• [What to produce]: Find all lines in the listing that include the word "December", then copy them.
⁂
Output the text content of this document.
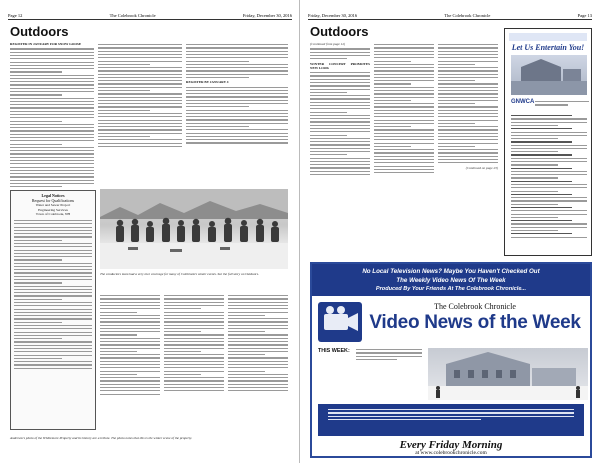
Page 12	The Colebrook Chronicle	Friday, December 30, 2016
Outdoors
REGISTER IN JANUARY FOR SNOW GOOSE
REGISTER BY JANUARY 4
Legal Notices
Request for Qualifications
Water and Sewer Project
Engineering Services
Town of Colebrook, NH
The conductors team had a very nice coverage for many of Colebrook's winter events. See the full story on Outdoors.
Anderson's photo of the Whittemore Property and its history are a tribute. The photo notes that this is the winter scene of the property.
Friday, December 30, 2016	The Colebrook Chronicle	Page 13
Outdoors
(Continued from page 12)
WINTER CONCERT PROMOTES NEW LOOK
(Continued on page 23)
Let Us Entertain You!
GNWCA
No Local Television News? Maybe You Haven't Checked Out
The Weekly Video News Of The Week
Produced By Your Friends At The Colebrook Chronicle...
The Colebrook Chronicle
Video News of the Week
THIS WEEK:
Every Friday Morning
at www.colebrookchronicle.com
⁂
• [Problem solution]:
Page 12	The Colebrook Chronicle	Friday, December 30, 2016
Friday, December 30, 2016	The Colebrook Chronicle	Page 13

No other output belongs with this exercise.